* Start *
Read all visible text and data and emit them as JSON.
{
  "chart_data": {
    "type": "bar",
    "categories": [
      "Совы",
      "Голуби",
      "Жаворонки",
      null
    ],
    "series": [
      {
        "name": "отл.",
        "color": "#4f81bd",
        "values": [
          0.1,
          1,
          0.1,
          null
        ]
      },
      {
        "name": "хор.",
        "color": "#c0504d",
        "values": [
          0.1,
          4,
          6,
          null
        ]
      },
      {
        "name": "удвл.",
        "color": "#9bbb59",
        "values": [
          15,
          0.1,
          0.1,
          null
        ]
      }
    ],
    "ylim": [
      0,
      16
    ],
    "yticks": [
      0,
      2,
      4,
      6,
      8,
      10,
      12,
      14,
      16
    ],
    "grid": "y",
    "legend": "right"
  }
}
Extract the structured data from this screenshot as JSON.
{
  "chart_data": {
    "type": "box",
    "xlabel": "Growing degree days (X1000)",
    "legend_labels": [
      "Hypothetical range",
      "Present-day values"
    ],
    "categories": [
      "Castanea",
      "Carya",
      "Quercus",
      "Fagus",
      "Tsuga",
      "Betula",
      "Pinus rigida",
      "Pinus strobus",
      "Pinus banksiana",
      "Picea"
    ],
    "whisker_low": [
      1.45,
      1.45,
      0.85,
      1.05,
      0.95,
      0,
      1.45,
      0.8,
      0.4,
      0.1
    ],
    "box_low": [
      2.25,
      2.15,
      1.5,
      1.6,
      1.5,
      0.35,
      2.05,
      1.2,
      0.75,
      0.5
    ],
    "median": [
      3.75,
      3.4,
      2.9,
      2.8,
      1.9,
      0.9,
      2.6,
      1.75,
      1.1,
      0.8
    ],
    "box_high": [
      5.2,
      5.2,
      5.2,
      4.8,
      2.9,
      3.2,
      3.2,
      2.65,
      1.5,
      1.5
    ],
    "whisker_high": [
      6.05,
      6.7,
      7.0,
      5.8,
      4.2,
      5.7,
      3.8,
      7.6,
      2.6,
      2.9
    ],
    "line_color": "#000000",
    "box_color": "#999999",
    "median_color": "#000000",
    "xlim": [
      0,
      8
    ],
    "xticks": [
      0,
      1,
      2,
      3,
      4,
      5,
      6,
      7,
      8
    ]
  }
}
* End *
_YOUR OBJECTIVE_
Reply with the number of lines in the data that include the string "Pinus" and nothing else.

_ANSWER TO THE EXERCISE_
3